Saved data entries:
********

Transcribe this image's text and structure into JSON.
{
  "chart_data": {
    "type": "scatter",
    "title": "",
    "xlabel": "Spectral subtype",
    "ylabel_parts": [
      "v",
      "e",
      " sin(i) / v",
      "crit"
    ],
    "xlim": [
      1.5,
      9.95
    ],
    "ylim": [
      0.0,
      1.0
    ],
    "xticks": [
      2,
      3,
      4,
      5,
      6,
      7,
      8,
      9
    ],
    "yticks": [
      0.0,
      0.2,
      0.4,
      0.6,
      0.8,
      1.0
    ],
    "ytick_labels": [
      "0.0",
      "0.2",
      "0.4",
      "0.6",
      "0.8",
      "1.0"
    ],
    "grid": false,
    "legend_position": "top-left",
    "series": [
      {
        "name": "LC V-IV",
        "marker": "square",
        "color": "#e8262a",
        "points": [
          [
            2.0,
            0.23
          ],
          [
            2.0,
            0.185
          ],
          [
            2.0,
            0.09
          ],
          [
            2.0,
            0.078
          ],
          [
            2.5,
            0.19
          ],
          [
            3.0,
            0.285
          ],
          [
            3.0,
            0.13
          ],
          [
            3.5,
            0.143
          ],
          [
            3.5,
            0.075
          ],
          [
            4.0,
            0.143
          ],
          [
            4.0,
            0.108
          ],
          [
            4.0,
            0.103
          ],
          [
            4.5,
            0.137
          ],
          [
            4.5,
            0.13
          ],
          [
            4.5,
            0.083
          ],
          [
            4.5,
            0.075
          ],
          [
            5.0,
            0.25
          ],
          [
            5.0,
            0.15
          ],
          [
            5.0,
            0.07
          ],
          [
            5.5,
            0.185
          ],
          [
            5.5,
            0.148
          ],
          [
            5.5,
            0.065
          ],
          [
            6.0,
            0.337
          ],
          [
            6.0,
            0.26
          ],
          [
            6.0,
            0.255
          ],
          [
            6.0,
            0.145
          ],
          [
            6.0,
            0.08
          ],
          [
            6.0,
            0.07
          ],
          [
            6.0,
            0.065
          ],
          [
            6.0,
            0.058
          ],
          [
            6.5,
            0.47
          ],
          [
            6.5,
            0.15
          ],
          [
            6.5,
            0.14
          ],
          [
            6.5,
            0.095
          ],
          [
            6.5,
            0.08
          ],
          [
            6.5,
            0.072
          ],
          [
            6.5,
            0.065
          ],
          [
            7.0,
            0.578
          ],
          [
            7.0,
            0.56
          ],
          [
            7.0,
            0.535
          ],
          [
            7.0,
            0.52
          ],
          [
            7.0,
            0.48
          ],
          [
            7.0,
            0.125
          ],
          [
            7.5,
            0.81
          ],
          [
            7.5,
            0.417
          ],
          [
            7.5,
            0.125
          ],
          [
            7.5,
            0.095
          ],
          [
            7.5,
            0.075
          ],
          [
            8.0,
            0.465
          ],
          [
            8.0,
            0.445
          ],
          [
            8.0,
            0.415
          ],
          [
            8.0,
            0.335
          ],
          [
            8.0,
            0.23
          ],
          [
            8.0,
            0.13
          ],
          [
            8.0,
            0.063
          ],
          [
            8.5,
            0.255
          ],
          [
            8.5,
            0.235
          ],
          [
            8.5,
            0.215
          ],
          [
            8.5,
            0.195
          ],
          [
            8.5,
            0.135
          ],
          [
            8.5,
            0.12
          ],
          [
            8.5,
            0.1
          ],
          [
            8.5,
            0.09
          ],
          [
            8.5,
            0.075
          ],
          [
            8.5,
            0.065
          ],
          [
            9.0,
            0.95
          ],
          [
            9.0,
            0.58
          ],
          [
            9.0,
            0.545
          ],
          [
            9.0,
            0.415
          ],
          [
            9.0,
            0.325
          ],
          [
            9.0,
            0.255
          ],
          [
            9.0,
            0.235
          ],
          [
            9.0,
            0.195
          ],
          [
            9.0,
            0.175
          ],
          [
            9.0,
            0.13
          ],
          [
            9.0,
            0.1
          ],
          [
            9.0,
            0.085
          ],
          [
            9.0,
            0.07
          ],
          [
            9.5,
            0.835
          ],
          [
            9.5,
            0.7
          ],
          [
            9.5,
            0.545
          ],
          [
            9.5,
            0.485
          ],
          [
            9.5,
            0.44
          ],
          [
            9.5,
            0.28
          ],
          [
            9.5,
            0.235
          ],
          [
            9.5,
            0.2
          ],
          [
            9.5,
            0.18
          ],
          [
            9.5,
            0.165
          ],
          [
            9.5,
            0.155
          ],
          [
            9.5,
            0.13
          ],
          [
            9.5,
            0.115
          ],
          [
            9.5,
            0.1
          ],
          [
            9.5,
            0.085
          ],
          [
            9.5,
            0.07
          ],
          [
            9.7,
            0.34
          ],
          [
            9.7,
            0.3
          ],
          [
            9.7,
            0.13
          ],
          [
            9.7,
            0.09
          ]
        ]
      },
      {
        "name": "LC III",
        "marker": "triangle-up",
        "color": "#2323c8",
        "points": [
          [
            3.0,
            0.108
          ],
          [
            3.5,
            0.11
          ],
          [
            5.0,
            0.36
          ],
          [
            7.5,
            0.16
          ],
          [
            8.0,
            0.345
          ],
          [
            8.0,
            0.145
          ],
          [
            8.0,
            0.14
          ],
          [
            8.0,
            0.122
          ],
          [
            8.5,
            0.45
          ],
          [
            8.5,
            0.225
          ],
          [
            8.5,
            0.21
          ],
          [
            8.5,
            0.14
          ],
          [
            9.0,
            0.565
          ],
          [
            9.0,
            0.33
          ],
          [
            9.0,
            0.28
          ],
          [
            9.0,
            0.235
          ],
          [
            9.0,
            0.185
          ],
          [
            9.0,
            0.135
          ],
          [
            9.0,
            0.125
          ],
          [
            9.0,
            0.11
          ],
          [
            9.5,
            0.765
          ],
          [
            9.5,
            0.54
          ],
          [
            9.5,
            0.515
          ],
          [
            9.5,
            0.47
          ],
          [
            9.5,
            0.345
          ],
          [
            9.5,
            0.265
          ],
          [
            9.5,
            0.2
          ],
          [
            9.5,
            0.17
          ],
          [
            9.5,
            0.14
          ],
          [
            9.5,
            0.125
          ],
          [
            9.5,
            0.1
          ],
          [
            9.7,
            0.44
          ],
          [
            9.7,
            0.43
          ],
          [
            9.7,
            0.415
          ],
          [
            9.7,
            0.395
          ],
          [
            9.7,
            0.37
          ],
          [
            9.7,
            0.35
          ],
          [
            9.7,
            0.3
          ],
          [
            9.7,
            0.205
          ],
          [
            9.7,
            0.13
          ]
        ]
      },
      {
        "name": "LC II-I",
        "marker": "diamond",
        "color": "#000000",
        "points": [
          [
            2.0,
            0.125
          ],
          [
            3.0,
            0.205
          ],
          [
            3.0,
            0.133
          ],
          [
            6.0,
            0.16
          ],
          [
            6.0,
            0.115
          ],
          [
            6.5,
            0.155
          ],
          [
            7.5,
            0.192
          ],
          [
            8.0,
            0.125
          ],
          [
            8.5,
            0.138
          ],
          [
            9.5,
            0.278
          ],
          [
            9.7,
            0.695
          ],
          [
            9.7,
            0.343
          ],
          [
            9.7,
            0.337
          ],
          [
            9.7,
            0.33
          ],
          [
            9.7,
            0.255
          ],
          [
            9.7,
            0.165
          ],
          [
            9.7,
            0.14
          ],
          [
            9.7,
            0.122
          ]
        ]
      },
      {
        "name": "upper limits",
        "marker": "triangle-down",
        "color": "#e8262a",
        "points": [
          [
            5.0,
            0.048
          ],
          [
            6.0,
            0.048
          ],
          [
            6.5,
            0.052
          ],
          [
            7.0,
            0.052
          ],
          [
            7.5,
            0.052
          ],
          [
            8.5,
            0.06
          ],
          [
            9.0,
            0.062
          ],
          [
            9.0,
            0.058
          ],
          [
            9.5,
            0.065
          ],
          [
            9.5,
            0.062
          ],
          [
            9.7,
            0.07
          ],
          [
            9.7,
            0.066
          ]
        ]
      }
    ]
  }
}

********

* WHAT THIS TASK INVOLVES
Only lines with the word "color" should be collected from the material.

* FINAL RESULT
        "color": "#e8262a",
        "color": "#2323c8",
        "color": "#000000",
        "color": "#e8262a",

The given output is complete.